### EXERCISE DESCRIPTION
Collect each line of the entries that holds the string "JSON".

### SUPPLIED ENTRIES
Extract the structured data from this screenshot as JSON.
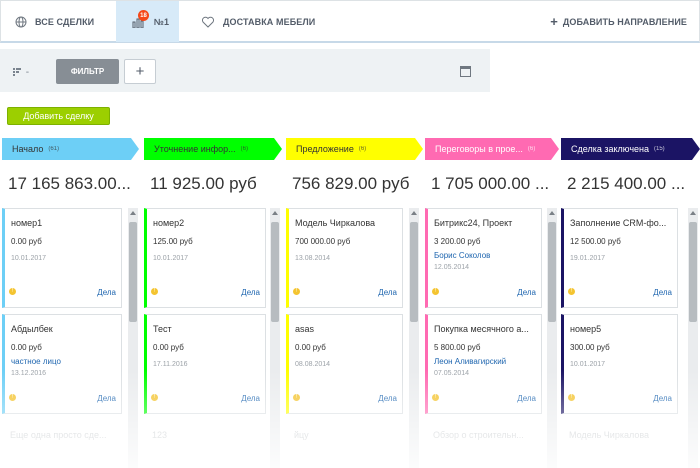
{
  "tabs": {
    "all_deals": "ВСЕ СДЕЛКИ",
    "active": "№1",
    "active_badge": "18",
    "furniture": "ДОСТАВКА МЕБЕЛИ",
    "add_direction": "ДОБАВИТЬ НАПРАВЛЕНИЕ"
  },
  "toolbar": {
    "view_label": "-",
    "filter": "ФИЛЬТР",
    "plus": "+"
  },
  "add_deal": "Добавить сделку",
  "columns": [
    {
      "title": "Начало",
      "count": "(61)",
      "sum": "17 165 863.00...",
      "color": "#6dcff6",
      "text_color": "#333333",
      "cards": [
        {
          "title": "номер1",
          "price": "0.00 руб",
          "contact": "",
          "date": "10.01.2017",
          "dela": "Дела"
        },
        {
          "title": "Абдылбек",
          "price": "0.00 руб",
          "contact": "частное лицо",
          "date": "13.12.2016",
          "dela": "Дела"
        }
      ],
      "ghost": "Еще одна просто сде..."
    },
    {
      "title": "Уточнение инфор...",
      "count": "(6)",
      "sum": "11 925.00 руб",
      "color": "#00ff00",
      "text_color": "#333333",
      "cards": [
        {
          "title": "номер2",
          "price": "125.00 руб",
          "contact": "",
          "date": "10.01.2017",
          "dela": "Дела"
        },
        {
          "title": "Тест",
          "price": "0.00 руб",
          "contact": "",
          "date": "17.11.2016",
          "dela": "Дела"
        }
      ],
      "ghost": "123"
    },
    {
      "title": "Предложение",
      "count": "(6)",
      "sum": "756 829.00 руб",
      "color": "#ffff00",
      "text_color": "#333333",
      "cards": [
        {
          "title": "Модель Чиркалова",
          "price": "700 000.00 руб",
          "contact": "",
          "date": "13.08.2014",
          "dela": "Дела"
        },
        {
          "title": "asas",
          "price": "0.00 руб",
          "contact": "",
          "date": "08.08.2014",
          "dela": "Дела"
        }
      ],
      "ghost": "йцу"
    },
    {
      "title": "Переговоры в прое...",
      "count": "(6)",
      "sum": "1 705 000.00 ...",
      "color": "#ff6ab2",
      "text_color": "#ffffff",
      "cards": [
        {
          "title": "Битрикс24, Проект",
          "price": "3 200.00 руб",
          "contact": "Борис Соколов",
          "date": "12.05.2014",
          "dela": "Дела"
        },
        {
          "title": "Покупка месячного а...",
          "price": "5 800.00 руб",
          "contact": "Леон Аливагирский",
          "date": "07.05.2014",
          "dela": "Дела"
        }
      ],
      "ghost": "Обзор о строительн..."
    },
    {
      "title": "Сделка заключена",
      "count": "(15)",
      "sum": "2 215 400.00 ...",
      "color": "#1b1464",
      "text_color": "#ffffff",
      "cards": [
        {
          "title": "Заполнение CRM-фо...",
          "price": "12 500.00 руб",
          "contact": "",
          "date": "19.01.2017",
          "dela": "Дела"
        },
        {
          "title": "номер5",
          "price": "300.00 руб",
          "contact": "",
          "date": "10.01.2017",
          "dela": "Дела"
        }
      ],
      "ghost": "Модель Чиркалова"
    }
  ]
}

...

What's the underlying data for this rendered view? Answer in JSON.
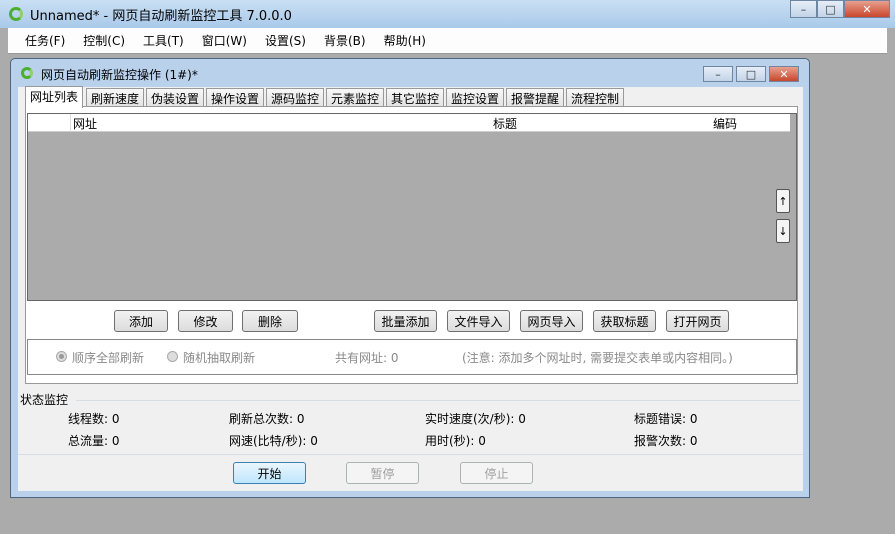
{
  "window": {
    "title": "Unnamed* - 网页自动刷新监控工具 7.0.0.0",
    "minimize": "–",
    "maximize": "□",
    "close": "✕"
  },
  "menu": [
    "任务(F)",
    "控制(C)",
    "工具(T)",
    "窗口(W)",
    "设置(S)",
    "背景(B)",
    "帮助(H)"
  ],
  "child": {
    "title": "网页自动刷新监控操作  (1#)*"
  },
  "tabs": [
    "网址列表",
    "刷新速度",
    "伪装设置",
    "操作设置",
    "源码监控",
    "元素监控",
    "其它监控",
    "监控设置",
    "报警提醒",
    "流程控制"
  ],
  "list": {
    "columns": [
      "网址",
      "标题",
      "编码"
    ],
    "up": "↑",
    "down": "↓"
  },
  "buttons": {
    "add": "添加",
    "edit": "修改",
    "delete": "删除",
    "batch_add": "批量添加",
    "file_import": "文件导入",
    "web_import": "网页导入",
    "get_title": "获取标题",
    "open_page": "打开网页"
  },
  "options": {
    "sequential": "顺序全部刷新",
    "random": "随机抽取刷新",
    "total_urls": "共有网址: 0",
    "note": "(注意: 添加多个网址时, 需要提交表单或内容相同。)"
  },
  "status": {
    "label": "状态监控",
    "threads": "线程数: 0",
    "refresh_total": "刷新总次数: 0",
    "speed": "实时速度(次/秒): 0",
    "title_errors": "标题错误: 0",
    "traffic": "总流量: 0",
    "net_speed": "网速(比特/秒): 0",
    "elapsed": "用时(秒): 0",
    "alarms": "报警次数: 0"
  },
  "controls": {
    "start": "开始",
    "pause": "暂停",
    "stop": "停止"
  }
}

### OUTPUT
Extract the structured data from this screenshot as JSON.
What's the underlying data for this rendered view? Answer in JSON.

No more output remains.